BEGIN Supplied material

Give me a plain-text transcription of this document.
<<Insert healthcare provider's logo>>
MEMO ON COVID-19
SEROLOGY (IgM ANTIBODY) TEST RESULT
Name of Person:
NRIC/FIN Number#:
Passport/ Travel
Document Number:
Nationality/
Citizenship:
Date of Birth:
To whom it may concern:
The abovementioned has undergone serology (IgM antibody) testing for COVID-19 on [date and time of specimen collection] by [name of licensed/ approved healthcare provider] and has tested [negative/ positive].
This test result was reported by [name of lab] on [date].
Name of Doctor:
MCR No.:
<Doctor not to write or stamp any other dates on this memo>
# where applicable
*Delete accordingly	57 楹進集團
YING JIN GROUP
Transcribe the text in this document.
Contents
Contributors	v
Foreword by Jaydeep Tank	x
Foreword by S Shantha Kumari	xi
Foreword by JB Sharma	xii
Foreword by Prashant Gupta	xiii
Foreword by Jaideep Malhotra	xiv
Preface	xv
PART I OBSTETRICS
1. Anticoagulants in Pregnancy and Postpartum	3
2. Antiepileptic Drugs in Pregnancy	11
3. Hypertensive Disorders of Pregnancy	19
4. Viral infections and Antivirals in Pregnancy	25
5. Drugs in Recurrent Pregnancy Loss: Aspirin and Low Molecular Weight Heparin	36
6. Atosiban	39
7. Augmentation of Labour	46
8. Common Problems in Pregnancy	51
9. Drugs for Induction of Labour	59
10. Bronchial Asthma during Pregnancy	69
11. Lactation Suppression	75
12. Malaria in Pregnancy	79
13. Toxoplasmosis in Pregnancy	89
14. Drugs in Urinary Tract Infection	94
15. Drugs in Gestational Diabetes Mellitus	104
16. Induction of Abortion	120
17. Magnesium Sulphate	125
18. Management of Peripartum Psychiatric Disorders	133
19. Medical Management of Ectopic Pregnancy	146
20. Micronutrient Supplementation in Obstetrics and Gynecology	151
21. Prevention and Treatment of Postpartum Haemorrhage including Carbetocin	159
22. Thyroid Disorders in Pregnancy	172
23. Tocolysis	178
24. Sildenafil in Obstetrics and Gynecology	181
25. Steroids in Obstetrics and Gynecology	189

END Supplied material

● **Exercise**
Wherever a line of the data above contains "Postpartum", copy that line.

● **Output for this exercise**
1. Anticoagulants in Pregnancy and Postpartum	3
21. Prevention and Treatment of Postpartum Haemorrhage including Carbetocin	159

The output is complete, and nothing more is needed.